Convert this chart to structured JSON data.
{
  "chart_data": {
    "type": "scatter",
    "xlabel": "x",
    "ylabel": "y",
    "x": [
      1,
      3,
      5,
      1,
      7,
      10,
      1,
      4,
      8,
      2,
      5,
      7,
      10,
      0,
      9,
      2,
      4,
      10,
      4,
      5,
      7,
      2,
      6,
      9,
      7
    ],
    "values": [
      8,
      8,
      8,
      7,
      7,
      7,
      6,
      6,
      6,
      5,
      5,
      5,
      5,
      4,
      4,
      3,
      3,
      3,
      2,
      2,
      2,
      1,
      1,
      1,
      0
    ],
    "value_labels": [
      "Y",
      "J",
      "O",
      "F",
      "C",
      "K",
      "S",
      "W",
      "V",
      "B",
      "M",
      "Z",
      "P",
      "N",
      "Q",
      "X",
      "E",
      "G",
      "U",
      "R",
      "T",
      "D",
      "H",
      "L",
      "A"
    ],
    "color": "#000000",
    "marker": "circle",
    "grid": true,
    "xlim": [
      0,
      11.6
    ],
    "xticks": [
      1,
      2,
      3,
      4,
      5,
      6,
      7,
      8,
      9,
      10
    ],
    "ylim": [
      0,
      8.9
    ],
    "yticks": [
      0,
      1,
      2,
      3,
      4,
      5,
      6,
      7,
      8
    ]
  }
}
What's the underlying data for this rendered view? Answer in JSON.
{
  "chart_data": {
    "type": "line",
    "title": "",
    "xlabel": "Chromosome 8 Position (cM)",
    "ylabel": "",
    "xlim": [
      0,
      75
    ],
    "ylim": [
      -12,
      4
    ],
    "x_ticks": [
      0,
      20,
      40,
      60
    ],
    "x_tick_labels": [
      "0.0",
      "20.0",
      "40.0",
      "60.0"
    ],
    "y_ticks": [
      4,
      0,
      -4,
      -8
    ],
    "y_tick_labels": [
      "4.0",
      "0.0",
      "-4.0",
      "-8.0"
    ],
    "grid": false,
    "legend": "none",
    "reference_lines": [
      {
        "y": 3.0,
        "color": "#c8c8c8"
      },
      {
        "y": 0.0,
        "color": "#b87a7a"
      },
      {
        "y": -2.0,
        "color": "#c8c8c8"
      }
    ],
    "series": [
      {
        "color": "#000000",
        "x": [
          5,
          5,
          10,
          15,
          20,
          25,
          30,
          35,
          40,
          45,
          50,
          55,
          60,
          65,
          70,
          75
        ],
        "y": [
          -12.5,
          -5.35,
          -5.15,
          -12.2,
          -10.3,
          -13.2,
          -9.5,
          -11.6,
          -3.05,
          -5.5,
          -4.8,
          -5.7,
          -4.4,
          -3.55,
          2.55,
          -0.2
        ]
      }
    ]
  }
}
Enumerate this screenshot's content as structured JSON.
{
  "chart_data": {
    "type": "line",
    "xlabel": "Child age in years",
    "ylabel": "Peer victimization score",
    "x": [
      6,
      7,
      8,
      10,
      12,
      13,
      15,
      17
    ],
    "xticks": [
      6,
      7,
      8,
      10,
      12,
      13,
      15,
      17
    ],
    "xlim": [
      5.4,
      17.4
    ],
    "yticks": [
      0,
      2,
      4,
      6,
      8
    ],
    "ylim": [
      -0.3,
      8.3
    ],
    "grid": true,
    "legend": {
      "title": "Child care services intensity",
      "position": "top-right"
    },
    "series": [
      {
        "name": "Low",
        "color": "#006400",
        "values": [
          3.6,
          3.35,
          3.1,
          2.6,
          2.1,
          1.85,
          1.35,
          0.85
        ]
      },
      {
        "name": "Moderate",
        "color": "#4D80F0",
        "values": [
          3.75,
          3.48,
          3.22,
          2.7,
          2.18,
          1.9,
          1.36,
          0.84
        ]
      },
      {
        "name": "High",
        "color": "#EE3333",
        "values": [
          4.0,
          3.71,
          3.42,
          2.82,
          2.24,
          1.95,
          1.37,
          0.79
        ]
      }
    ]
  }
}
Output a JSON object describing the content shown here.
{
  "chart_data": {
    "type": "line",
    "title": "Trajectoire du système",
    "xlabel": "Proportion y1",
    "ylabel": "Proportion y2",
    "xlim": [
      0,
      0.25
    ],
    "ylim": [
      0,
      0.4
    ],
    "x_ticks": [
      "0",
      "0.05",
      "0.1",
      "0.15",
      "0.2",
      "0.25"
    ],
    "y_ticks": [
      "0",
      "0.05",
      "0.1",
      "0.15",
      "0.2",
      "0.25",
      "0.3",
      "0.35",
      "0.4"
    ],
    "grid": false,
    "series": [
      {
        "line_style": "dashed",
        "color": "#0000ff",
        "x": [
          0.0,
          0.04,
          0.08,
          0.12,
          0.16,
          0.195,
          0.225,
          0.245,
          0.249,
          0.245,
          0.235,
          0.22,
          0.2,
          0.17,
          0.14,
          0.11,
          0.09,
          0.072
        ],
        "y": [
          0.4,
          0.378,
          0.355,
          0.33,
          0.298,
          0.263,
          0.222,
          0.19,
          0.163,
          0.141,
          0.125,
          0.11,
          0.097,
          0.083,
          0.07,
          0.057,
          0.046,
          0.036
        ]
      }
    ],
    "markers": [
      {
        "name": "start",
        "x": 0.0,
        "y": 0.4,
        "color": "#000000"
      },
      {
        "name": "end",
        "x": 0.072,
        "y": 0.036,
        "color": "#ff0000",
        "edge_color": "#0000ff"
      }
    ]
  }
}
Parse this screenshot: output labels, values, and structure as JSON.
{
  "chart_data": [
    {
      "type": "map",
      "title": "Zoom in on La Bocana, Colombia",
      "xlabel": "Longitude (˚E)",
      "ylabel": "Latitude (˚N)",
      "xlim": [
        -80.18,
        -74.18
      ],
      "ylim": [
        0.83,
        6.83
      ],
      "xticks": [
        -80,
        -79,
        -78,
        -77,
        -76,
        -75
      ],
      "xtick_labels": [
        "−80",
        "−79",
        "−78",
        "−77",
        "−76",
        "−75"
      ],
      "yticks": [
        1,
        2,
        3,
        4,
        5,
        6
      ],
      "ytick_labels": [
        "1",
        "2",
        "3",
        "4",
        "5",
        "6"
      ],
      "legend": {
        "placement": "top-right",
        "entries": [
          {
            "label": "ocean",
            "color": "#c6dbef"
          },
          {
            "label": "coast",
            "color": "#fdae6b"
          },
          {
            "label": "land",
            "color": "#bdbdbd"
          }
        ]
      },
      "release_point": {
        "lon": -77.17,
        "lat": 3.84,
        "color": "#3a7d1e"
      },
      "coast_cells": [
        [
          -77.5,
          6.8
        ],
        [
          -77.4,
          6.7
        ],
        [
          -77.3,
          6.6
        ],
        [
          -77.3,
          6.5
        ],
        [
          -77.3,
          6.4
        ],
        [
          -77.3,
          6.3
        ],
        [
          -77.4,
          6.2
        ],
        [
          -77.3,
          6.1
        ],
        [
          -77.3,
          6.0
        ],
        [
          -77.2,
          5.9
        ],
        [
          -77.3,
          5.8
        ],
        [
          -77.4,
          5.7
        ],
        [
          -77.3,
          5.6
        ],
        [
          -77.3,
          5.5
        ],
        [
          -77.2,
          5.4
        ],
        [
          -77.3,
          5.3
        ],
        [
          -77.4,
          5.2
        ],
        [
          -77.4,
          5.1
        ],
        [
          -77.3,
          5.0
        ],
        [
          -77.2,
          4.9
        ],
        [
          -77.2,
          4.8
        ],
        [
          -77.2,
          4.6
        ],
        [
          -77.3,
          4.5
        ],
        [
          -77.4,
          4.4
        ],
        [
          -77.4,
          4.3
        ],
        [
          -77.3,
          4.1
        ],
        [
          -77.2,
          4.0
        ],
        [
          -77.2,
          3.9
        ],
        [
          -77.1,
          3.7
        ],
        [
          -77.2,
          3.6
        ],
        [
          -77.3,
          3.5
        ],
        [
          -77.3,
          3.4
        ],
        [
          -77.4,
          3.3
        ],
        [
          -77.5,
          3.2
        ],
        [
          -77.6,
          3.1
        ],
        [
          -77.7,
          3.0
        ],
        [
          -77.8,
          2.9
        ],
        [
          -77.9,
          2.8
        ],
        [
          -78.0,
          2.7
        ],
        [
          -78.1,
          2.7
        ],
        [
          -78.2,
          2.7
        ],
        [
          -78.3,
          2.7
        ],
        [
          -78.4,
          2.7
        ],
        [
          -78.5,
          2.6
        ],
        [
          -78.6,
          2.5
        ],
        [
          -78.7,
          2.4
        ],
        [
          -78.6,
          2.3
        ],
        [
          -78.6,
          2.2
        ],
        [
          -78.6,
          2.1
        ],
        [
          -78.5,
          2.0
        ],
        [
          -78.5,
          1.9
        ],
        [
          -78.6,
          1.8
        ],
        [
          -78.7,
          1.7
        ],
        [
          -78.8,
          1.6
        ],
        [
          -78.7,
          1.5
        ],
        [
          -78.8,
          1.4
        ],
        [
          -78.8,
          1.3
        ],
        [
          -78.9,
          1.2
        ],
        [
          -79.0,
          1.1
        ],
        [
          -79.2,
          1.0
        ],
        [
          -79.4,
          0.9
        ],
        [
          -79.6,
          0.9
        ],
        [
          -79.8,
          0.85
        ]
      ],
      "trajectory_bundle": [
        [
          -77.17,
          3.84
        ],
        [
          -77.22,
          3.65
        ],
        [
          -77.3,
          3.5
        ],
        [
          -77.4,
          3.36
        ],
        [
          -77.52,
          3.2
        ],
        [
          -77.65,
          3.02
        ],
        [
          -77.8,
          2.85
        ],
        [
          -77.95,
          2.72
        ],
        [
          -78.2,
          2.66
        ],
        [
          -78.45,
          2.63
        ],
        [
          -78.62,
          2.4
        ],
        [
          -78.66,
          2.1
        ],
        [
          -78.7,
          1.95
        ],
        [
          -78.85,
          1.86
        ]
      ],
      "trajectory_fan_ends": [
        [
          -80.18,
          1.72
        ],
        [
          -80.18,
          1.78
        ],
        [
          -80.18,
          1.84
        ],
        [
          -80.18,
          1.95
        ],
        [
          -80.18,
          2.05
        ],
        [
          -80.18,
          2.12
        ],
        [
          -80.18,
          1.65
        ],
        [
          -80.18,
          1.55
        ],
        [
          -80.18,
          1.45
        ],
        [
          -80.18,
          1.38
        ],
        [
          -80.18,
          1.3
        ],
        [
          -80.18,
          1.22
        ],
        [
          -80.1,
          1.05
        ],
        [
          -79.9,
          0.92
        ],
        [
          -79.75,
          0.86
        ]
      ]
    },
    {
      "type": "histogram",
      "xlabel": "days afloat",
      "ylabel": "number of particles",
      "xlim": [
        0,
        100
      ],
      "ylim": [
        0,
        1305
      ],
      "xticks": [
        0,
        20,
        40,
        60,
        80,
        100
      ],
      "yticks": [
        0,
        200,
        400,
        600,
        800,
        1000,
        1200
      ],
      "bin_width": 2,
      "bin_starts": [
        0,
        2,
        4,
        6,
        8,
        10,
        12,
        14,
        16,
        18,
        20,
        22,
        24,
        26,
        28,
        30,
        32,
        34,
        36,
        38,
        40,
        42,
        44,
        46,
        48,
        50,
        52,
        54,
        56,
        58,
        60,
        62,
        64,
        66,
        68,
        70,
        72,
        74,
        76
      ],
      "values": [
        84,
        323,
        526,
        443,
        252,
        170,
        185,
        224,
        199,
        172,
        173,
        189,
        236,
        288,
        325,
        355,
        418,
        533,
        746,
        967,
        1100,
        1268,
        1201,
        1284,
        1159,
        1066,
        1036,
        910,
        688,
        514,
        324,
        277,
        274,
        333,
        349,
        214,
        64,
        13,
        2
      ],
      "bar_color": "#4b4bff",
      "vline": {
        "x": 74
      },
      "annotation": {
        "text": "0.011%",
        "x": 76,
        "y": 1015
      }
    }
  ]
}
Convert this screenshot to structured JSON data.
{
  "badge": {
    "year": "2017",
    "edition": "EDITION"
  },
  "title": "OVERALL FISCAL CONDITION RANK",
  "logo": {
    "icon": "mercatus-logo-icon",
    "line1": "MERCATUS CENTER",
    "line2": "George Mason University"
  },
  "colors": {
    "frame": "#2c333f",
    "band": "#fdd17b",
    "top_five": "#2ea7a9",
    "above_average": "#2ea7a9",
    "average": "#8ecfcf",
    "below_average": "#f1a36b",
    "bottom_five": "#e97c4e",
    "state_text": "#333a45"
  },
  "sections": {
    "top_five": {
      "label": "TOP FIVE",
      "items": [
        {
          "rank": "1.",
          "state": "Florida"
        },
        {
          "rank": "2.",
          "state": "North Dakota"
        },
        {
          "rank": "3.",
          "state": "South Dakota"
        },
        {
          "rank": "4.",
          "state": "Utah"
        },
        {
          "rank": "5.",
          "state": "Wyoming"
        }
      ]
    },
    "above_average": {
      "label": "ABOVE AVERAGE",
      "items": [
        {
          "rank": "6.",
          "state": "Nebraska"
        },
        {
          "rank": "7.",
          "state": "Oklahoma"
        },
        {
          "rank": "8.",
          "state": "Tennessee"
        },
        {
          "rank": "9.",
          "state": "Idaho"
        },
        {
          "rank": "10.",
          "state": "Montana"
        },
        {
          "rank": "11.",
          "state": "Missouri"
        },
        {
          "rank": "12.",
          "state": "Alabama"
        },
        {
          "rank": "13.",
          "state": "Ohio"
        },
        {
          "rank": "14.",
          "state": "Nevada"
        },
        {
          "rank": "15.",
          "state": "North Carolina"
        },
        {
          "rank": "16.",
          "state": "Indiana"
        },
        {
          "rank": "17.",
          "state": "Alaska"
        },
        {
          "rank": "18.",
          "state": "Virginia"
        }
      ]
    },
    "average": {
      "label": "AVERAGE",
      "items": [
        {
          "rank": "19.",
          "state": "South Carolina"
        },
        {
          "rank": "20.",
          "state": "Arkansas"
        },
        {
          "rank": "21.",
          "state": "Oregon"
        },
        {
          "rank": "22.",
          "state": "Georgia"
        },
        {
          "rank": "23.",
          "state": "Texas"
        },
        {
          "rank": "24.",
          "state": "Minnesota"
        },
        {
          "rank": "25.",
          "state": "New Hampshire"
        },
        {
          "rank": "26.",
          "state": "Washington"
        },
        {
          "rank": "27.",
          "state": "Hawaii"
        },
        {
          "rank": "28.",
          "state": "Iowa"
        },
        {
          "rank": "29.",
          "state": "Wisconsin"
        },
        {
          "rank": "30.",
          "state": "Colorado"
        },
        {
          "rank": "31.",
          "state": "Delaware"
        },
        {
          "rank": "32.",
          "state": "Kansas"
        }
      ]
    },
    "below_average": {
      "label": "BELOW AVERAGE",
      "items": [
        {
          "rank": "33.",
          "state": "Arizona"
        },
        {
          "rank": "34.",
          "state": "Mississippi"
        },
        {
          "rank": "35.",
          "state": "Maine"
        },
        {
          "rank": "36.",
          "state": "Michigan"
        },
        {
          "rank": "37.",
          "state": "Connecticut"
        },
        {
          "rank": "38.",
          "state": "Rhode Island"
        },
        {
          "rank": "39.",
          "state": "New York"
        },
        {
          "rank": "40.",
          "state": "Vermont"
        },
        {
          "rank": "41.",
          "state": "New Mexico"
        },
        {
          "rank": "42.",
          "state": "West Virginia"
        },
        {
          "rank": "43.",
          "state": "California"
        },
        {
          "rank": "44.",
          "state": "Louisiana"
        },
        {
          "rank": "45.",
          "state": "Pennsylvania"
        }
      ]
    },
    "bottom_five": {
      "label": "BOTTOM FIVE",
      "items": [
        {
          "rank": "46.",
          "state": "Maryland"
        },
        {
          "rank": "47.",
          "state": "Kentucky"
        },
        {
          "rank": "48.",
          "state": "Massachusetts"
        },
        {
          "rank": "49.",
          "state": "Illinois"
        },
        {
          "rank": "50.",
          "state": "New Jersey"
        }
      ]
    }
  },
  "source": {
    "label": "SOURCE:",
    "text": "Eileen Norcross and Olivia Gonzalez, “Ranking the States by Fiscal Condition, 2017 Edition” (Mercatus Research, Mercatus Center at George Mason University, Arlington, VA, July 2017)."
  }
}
____________________
### [THE PROBLEM]
Return each line that includes "structured".

### [OUTPUT]
Convert this chart to structured JSON data.
Enumerate this screenshot's content as structured JSON.
Convert this screenshot to structured JSON data.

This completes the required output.